Please put the entries from the line containing "544, 124, 577]" through the line containing "1992, 211, 2030]" into a Markdown table with the columns Row and Line. Number each row and leave out any blank lines.

+ + + +

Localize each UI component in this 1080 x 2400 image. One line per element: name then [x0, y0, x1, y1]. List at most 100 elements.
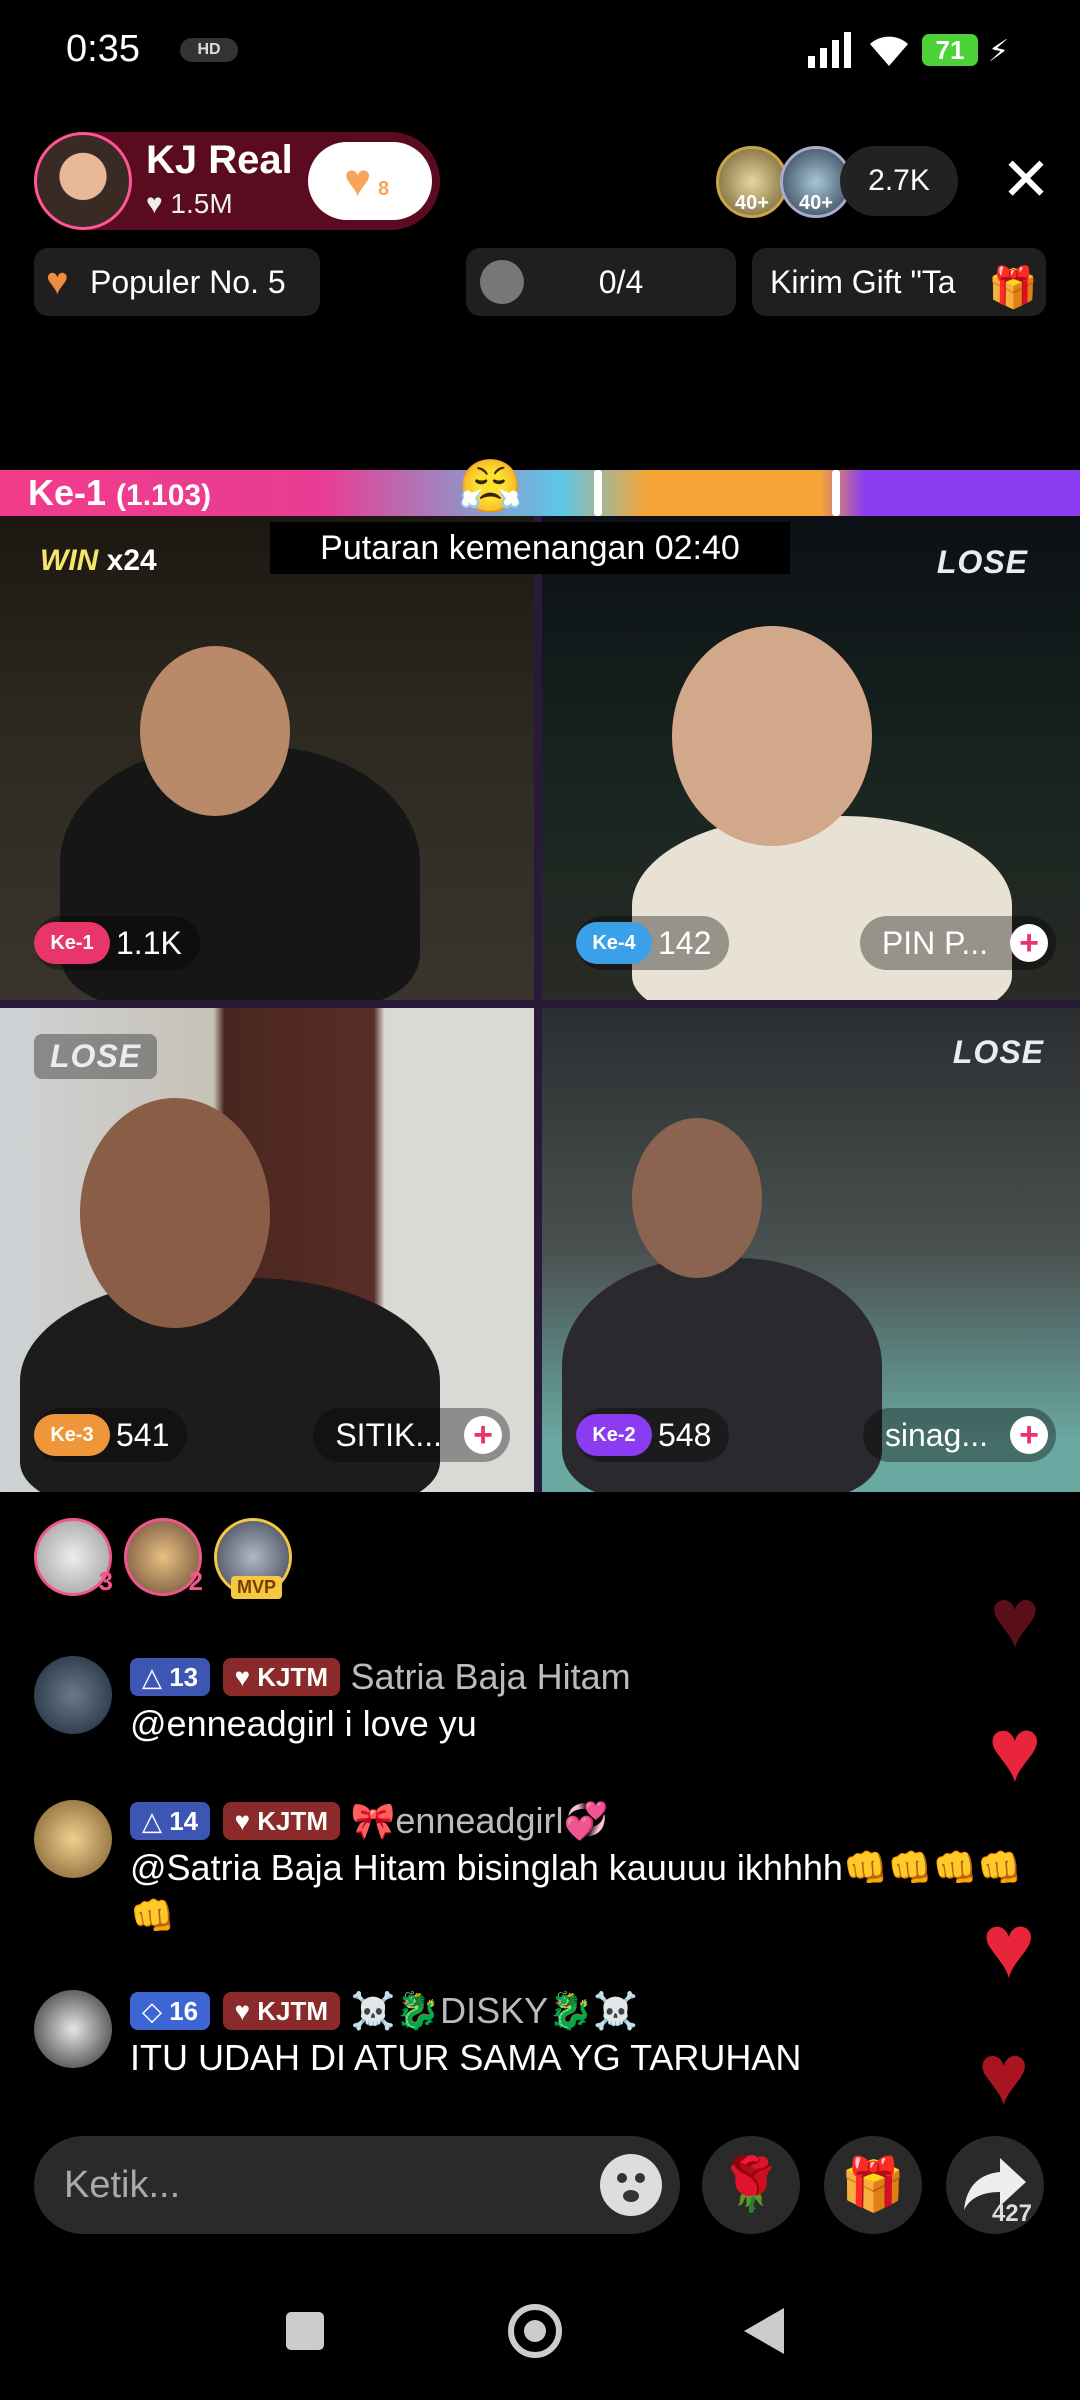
win-multiplier: x	[106, 544, 124, 577]
battle-score: (1.103)	[116, 479, 212, 512]
home-button[interactable]	[508, 2304, 562, 2358]
share-button[interactable]: 427	[946, 2136, 1044, 2234]
chat-meta: △ 14 ♥ KJTM 🎀enneadgirl💞	[130, 1800, 609, 1842]
level-badge: △ 14	[130, 1802, 211, 1840]
chat-username[interactable]: ☠️🐉DISKY🐉☠️	[351, 1990, 638, 2032]
video-tile-1[interactable]: WIN x24 Ke-1 1.1K	[0, 516, 534, 1000]
fan-badge: ♥ KJTM	[222, 1992, 341, 2030]
rose-icon[interactable]: 🌹	[702, 2136, 800, 2234]
score-marker	[594, 470, 602, 516]
chat-meta: ◇ 16 ♥ KJTM ☠️🐉DISKY🐉☠️	[130, 1990, 638, 2032]
comment-bar[interactable]	[34, 2136, 680, 2234]
floating-heart-icon: ♥	[982, 1897, 1036, 1997]
signal-icon	[808, 32, 851, 68]
level-badge: ◇ 16	[130, 1992, 211, 2030]
lose-badge: LOSE	[936, 544, 1028, 580]
streamer-name: PIN P...	[881, 925, 988, 961]
chat-avatar[interactable]	[34, 1990, 112, 2068]
charging-icon: ⚡	[988, 35, 1010, 68]
populer-rank-pill[interactable]: ♥ Populer No. 5	[34, 248, 320, 316]
chat-text: @enneadgirl i love yu	[130, 1703, 477, 1744]
mascot-icon: 😤	[458, 458, 523, 516]
win-label: WIN	[40, 544, 99, 577]
rank-badge: Ke-1	[34, 922, 110, 964]
streamer-face	[80, 1098, 270, 1328]
score-marker	[832, 470, 840, 516]
fan-badge: ♥ KJTM	[222, 1802, 341, 1840]
floating-heart-icon: ♥	[990, 1571, 1040, 1665]
emoji-face-graphic	[617, 2173, 645, 2202]
grid-divider	[0, 1000, 1080, 1008]
chat-text: @Satria Baja Hitam bisinglah kauuuu ikhh…	[130, 1847, 1023, 1936]
battery-indicator: 71	[922, 34, 978, 66]
battle-grid: WIN x24 Ke-1 1.1K LOSE Ke-4 142 PIN P...…	[0, 516, 1080, 1492]
viewer-avatar[interactable]: 40+	[716, 146, 788, 218]
chat-meta: △ 13 ♥ KJTM Satria Baja Hitam	[130, 1656, 631, 1698]
hd-badge: HD	[180, 38, 238, 62]
video-tile-3[interactable]: LOSE Ke-3 541 SITIK... +	[0, 1008, 534, 1492]
viewer-count[interactable]: 2.7K	[840, 146, 958, 216]
chat-username[interactable]: 🎀enneadgirl💞	[351, 1800, 609, 1842]
win-count: 24	[123, 544, 157, 577]
fan-label: KJTM	[257, 1996, 329, 2026]
video-tile-2[interactable]: LOSE Ke-4 142 PIN P... +	[542, 516, 1080, 1000]
system-nav-bar	[0, 2290, 1080, 2370]
heart-icon: ♥	[46, 261, 69, 303]
mvp-badge: MVP	[231, 1576, 283, 1599]
chat-avatar[interactable]	[34, 1800, 112, 1878]
streamer-name-pill[interactable]: PIN P... +	[859, 916, 1056, 970]
battle-score-bar: Ke-1 (1.103) 😤	[0, 458, 1080, 516]
close-icon[interactable]: ✕	[996, 150, 1056, 210]
gift-icon[interactable]: 🎁	[824, 2136, 922, 2234]
fan-club-count: 8	[378, 178, 390, 200]
streamer-figure	[632, 816, 1012, 1000]
score-value: 548	[658, 1417, 712, 1453]
score-value: 142	[658, 925, 712, 961]
send-gift-banner[interactable]: Kirim Gift "Ta 🎁	[752, 248, 1046, 316]
floating-heart-icon: ♥	[988, 1701, 1042, 1801]
streamer-face	[632, 1118, 762, 1278]
level-value: 14	[169, 1806, 199, 1836]
streamer-name-pill[interactable]: sinag... +	[862, 1408, 1056, 1462]
level-value: 13	[169, 1662, 199, 1692]
follow-plus-icon[interactable]: +	[1010, 1416, 1048, 1454]
share-count: 427	[991, 2200, 1032, 2227]
lose-badge: LOSE	[952, 1034, 1044, 1070]
status-time: 0:35	[66, 28, 140, 70]
video-tile-4[interactable]: LOSE Ke-2 548 sinag... +	[542, 1008, 1080, 1492]
score-pill: Ke-2 548	[576, 1408, 730, 1462]
score-value: 541	[116, 1417, 170, 1453]
floating-heart-icon: ♥	[978, 2027, 1030, 2123]
recent-apps-button[interactable]	[286, 2312, 324, 2350]
top-gifter-avatar[interactable]: 3	[34, 1518, 113, 1596]
chat-username[interactable]: Satria Baja Hitam	[351, 1656, 631, 1698]
chat-avatar[interactable]	[34, 1656, 112, 1734]
rank-badge: Ke-2	[576, 1414, 652, 1456]
emoji-icon[interactable]	[600, 2154, 662, 2216]
fan-label: KJTM	[257, 1662, 329, 1692]
task-icon	[480, 260, 524, 304]
top-gifter-avatar[interactable]: 2	[124, 1518, 203, 1596]
host-avatar[interactable]	[34, 132, 132, 230]
back-button[interactable]	[742, 2308, 786, 2354]
follow-plus-icon[interactable]: +	[1010, 924, 1048, 962]
fan-club-button[interactable]: ♥ 8	[308, 142, 432, 220]
streamer-name-pill[interactable]: SITIK... +	[313, 1408, 510, 1462]
top-gifter-avatar[interactable]: MVP	[214, 1518, 292, 1599]
score-pill: Ke-3 541	[34, 1408, 188, 1462]
streamer-face	[672, 626, 872, 846]
send-gift-label: Kirim Gift "Ta	[770, 264, 956, 300]
win-streak-badge: WIN x24	[40, 544, 157, 578]
score-pill: Ke-1 1.1K	[34, 916, 200, 970]
host-name: KJ Real	[146, 138, 293, 182]
streamer-face	[140, 646, 290, 816]
level-value: 16	[169, 1996, 199, 2026]
follow-plus-icon[interactable]: +	[464, 1416, 502, 1454]
score-pill: Ke-4 142	[576, 916, 730, 970]
populer-rank-label: Populer No. 5	[90, 264, 286, 300]
comment-input[interactable]	[64, 2156, 584, 2214]
host-profile-pill[interactable]: KJ Real ♥ 1.5M ♥ 8	[34, 132, 440, 230]
chat-text: ITU UDAH DI ATUR SAMA YG TARUHAN	[130, 2037, 802, 2078]
task-progress-pill[interactable]: 0/4	[466, 248, 736, 316]
lose-badge: LOSE	[34, 1034, 158, 1079]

+ + + +

Response to the task ->
| Row | Line |
|---|---|
| 1 | win-multiplier: x	[106, 544, 124, 577] |
| 2 | battle-score: (1.103)	[116, 479, 212, 512] |
| 3 | home-button[interactable]	[508, 2304, 562, 2358] |
| 4 | share-button[interactable]: 427	[946, 2136, 1044, 2234] |
| 5 | chat-meta: △ 14 ♥ KJTM 🎀enneadgirl💞	[130, 1800, 609, 1842] |
| 6 | level-badge: △ 14	[130, 1802, 211, 1840] |
| 7 | chat-username[interactable]: ☠️🐉DISKY🐉☠️	[351, 1990, 638, 2032] |
| 8 | video-tile-1[interactable]: WIN x24 Ke-1 1.1K	[0, 516, 534, 1000] |
| 9 | fan-badge: ♥ KJTM	[222, 1992, 341, 2030] |
| 10 | rose-icon[interactable]: 🌹	[702, 2136, 800, 2234] |
| 11 | score-marker	[594, 470, 602, 516] |
| 12 | chat-meta: ◇ 16 ♥ KJTM ☠️🐉DISKY🐉☠️	[130, 1990, 638, 2032] |
| 13 | comment-bar[interactable]	[34, 2136, 680, 2234] |
| 14 | floating-heart-icon: ♥	[982, 1897, 1036, 1997] |
| 15 | signal-icon	[808, 32, 851, 68] |
| 16 | level-badge: ◇ 16	[130, 1992, 211, 2030] |